Problem = Write the entries out again exactly as they stand, but without the pictures.

Figure data in JSON
⟨

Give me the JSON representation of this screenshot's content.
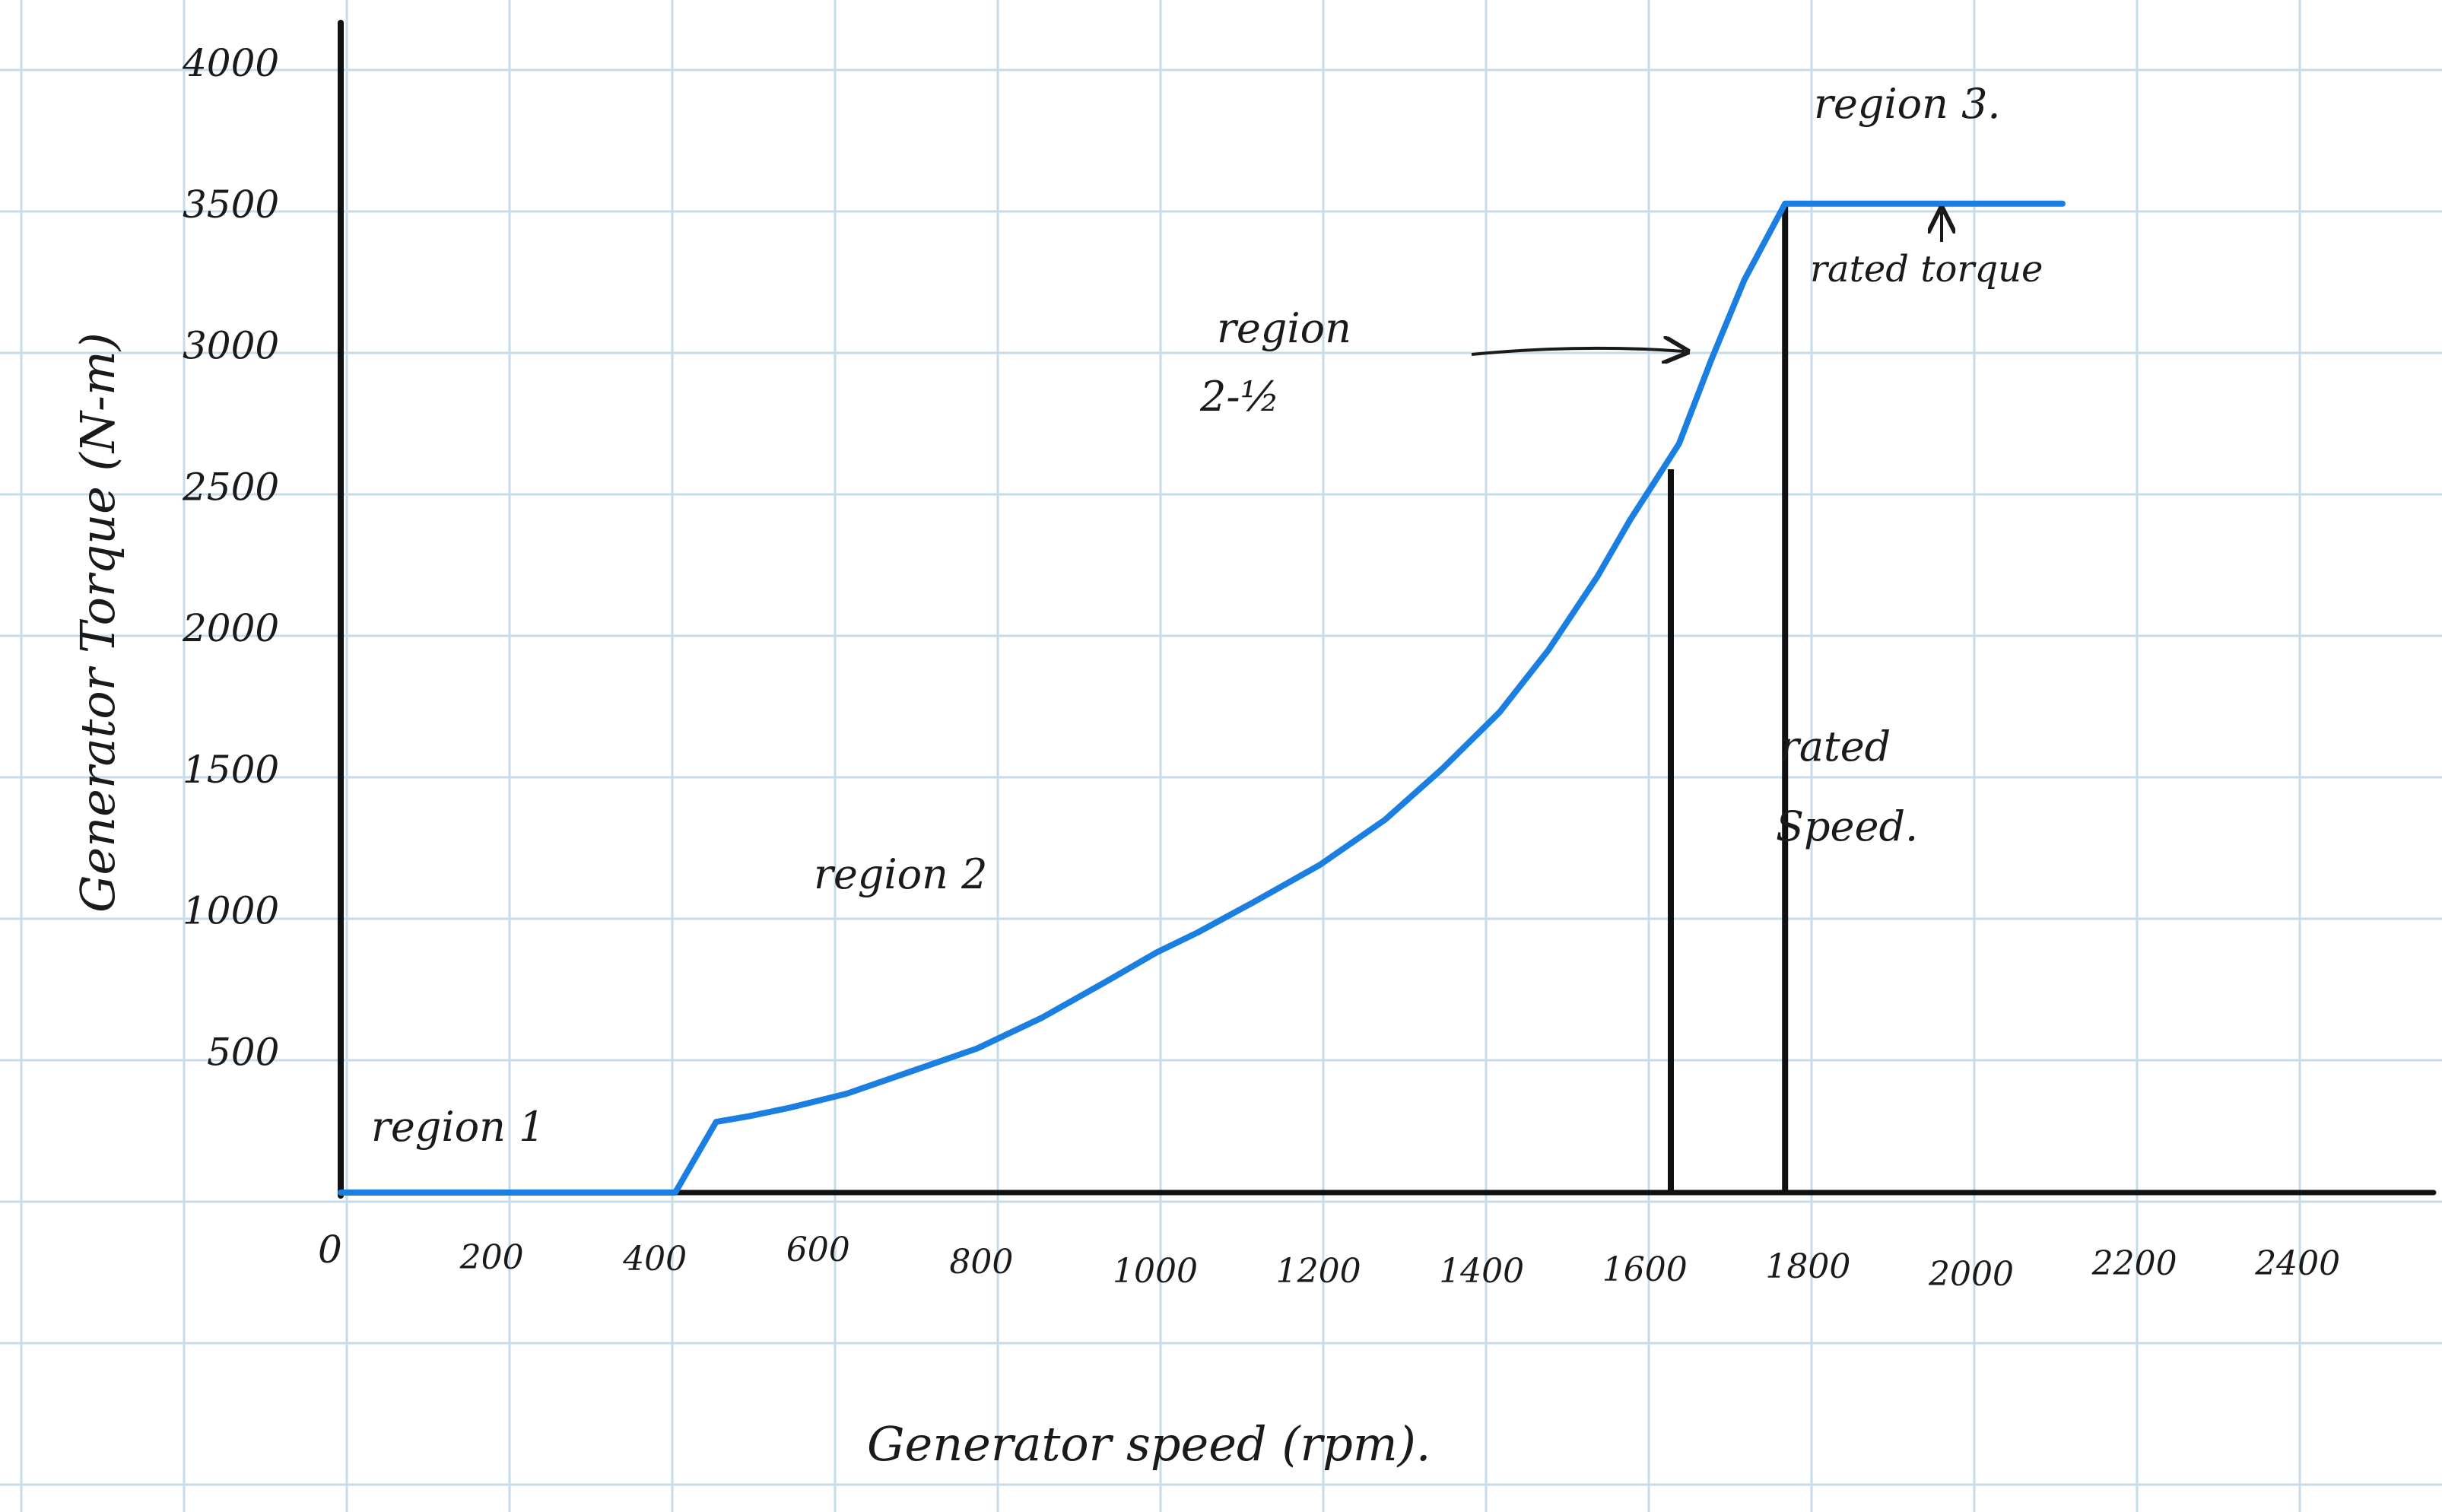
{
  "chart_data": {
    "type": "line",
    "xlabel": "Generator speed (rpm).",
    "ylabel": "Generator Torque (N-m)",
    "xlim": [
      0,
      2600
    ],
    "ylim": [
      0,
      4000
    ],
    "x_ticks": [
      "0",
      "200",
      "400",
      "600",
      "800",
      "1000",
      "1200",
      "1400",
      "1600",
      "1800",
      "2000",
      "2200",
      "2400"
    ],
    "y_ticks": [
      "4000",
      "3500",
      "3000",
      "2500",
      "2000",
      "1500",
      "1000",
      "500"
    ],
    "grid": true,
    "series": [
      {
        "color": "#1a7fe0",
        "x": [
          0,
          410,
          460,
          500,
          550,
          620,
          700,
          780,
          860,
          940,
          1000,
          1050,
          1120,
          1200,
          1280,
          1350,
          1420,
          1480,
          1540,
          1580,
          1620,
          1640,
          1680,
          1720,
          1770,
          1820,
          1900,
          2000,
          2110
        ],
        "y": [
          0,
          0,
          250,
          270,
          300,
          350,
          430,
          510,
          620,
          750,
          850,
          920,
          1030,
          1160,
          1320,
          1500,
          1700,
          1920,
          2180,
          2380,
          2560,
          2650,
          2950,
          3230,
          3500,
          3500,
          3500,
          3500,
          3500
        ]
      }
    ],
    "vertical_lines": [
      {
        "x": 1630,
        "y_top": 2560,
        "color": "#111111"
      },
      {
        "x": 1770,
        "y_top": 3500,
        "color": "#111111"
      }
    ],
    "annotations": {
      "region1": "region 1",
      "region2": "region 2",
      "region2_5_line1": "region",
      "region2_5_line2": "2-½",
      "region3": "region 3.",
      "rated_torque": "rated torque",
      "rated_speed_line1": "rated",
      "rated_speed_line2": "Speed."
    }
  }
}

⟩

Exercise output =
Give me the JSON representation of this screenshot's content.
{
  "chart_data": {
    "type": "line",
    "xlabel": "Generator speed (rpm).",
    "ylabel": "Generator Torque (N-m)",
    "xlim": [
      0,
      2600
    ],
    "ylim": [
      0,
      4000
    ],
    "x_ticks": [
      "0",
      "200",
      "400",
      "600",
      "800",
      "1000",
      "1200",
      "1400",
      "1600",
      "1800",
      "2000",
      "2200",
      "2400"
    ],
    "y_ticks": [
      "4000",
      "3500",
      "3000",
      "2500",
      "2000",
      "1500",
      "1000",
      "500"
    ],
    "grid": true,
    "series": [
      {
        "color": "#1a7fe0",
        "x": [
          0,
          410,
          460,
          500,
          550,
          620,
          700,
          780,
          860,
          940,
          1000,
          1050,
          1120,
          1200,
          1280,
          1350,
          1420,
          1480,
          1540,
          1580,
          1620,
          1640,
          1680,
          1720,
          1770,
          1820,
          1900,
          2000,
          2110
        ],
        "y": [
          0,
          0,
          250,
          270,
          300,
          350,
          430,
          510,
          620,
          750,
          850,
          920,
          1030,
          1160,
          1320,
          1500,
          1700,
          1920,
          2180,
          2380,
          2560,
          2650,
          2950,
          3230,
          3500,
          3500,
          3500,
          3500,
          3500
        ]
      }
    ],
    "vertical_lines": [
      {
        "x": 1630,
        "y_top": 2560,
        "color": "#111111"
      },
      {
        "x": 1770,
        "y_top": 3500,
        "color": "#111111"
      }
    ],
    "annotations": {
      "region1": "region 1",
      "region2": "region 2",
      "region2_5_line1": "region",
      "region2_5_line2": "2-½",
      "region3": "region 3.",
      "rated_torque": "rated torque",
      "rated_speed_line1": "rated",
      "rated_speed_line2": "Speed."
    }
  }
}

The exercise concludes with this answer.